(Figure contents as structured data)
## begin
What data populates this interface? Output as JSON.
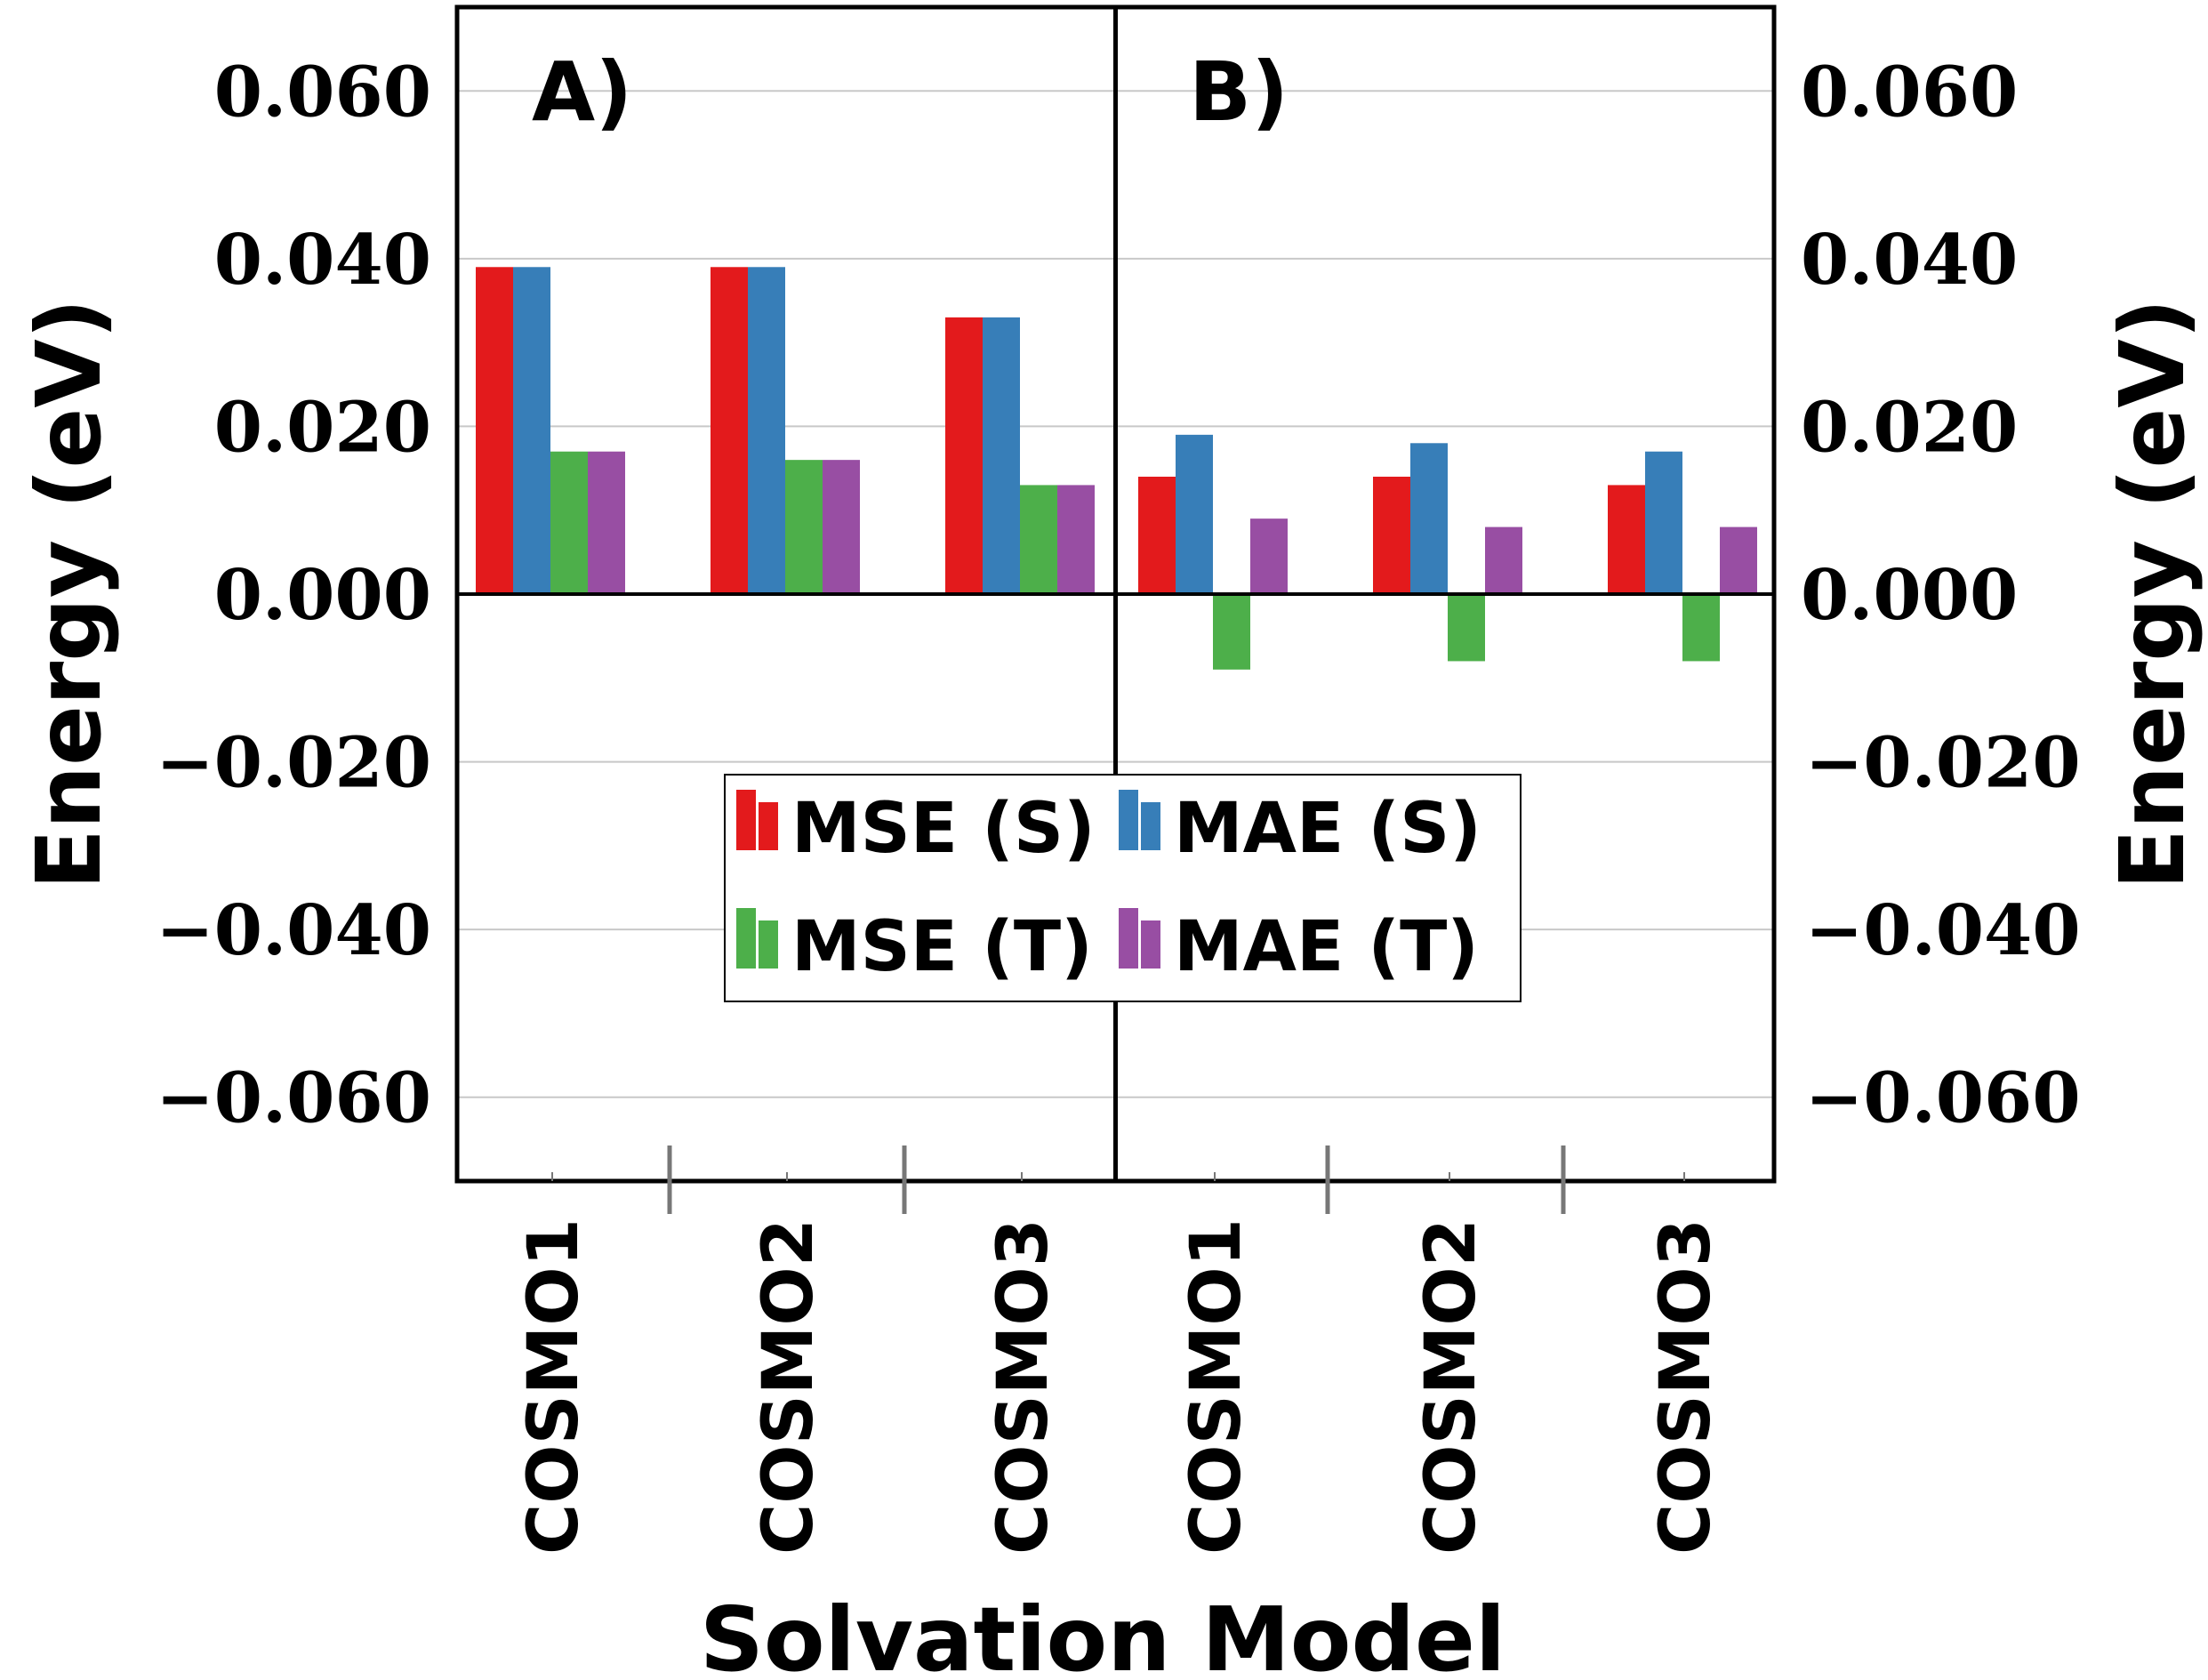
{
  "chart_data": {
    "type": "bar",
    "xlabel": "Solvation Model",
    "ylabel_left": "Energy (eV)",
    "ylabel_right": "Energy (eV)",
    "ylim": [
      -0.07,
      0.07
    ],
    "yticks": [
      0.06,
      0.04,
      0.02,
      0.0,
      -0.02,
      -0.04,
      -0.06
    ],
    "ytick_labels": [
      "0.060",
      "0.040",
      "0.020",
      "0.000",
      "−0.020",
      "−0.040",
      "−0.060"
    ],
    "grid": true,
    "legend_position": "center",
    "colors": {
      "MSE (S)": "#e31a1c",
      "MAE (S)": "#377eb8",
      "MSE (T)": "#4daf4a",
      "MAE (T)": "#984ea3"
    },
    "legend": [
      "MSE (S)",
      "MAE (S)",
      "MSE (T)",
      "MAE (T)"
    ],
    "panels": [
      {
        "label": "A)",
        "categories": [
          "COSMO1",
          "COSMO2",
          "COSMO3"
        ],
        "series": [
          {
            "name": "MSE (S)",
            "values": [
              0.039,
              0.039,
              0.033
            ]
          },
          {
            "name": "MAE (S)",
            "values": [
              0.039,
              0.039,
              0.033
            ]
          },
          {
            "name": "MSE (T)",
            "values": [
              0.017,
              0.016,
              0.013
            ]
          },
          {
            "name": "MAE (T)",
            "values": [
              0.017,
              0.016,
              0.013
            ]
          }
        ]
      },
      {
        "label": "B)",
        "categories": [
          "COSMO1",
          "COSMO2",
          "COSMO3"
        ],
        "series": [
          {
            "name": "MSE (S)",
            "values": [
              0.014,
              0.014,
              0.013
            ]
          },
          {
            "name": "MAE (S)",
            "values": [
              0.019,
              0.018,
              0.017
            ]
          },
          {
            "name": "MSE (T)",
            "values": [
              -0.009,
              -0.008,
              -0.008
            ]
          },
          {
            "name": "MAE (T)",
            "values": [
              0.009,
              0.008,
              0.008
            ]
          }
        ]
      }
    ]
  }
}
## end
Transcribe the records word for word and include no pictures.

What data populates this interface? Output as JSON.
{
  "chart_data": {
    "type": "bar",
    "xlabel": "Solvation Model",
    "ylabel_left": "Energy (eV)",
    "ylabel_right": "Energy (eV)",
    "ylim": [
      -0.07,
      0.07
    ],
    "yticks": [
      0.06,
      0.04,
      0.02,
      0.0,
      -0.02,
      -0.04,
      -0.06
    ],
    "ytick_labels": [
      "0.060",
      "0.040",
      "0.020",
      "0.000",
      "−0.020",
      "−0.040",
      "−0.060"
    ],
    "grid": true,
    "legend_position": "center",
    "colors": {
      "MSE (S)": "#e31a1c",
      "MAE (S)": "#377eb8",
      "MSE (T)": "#4daf4a",
      "MAE (T)": "#984ea3"
    },
    "legend": [
      "MSE (S)",
      "MAE (S)",
      "MSE (T)",
      "MAE (T)"
    ],
    "panels": [
      {
        "label": "A)",
        "categories": [
          "COSMO1",
          "COSMO2",
          "COSMO3"
        ],
        "series": [
          {
            "name": "MSE (S)",
            "values": [
              0.039,
              0.039,
              0.033
            ]
          },
          {
            "name": "MAE (S)",
            "values": [
              0.039,
              0.039,
              0.033
            ]
          },
          {
            "name": "MSE (T)",
            "values": [
              0.017,
              0.016,
              0.013
            ]
          },
          {
            "name": "MAE (T)",
            "values": [
              0.017,
              0.016,
              0.013
            ]
          }
        ]
      },
      {
        "label": "B)",
        "categories": [
          "COSMO1",
          "COSMO2",
          "COSMO3"
        ],
        "series": [
          {
            "name": "MSE (S)",
            "values": [
              0.014,
              0.014,
              0.013
            ]
          },
          {
            "name": "MAE (S)",
            "values": [
              0.019,
              0.018,
              0.017
            ]
          },
          {
            "name": "MSE (T)",
            "values": [
              -0.009,
              -0.008,
              -0.008
            ]
          },
          {
            "name": "MAE (T)",
            "values": [
              0.009,
              0.008,
              0.008
            ]
          }
        ]
      }
    ]
  }
}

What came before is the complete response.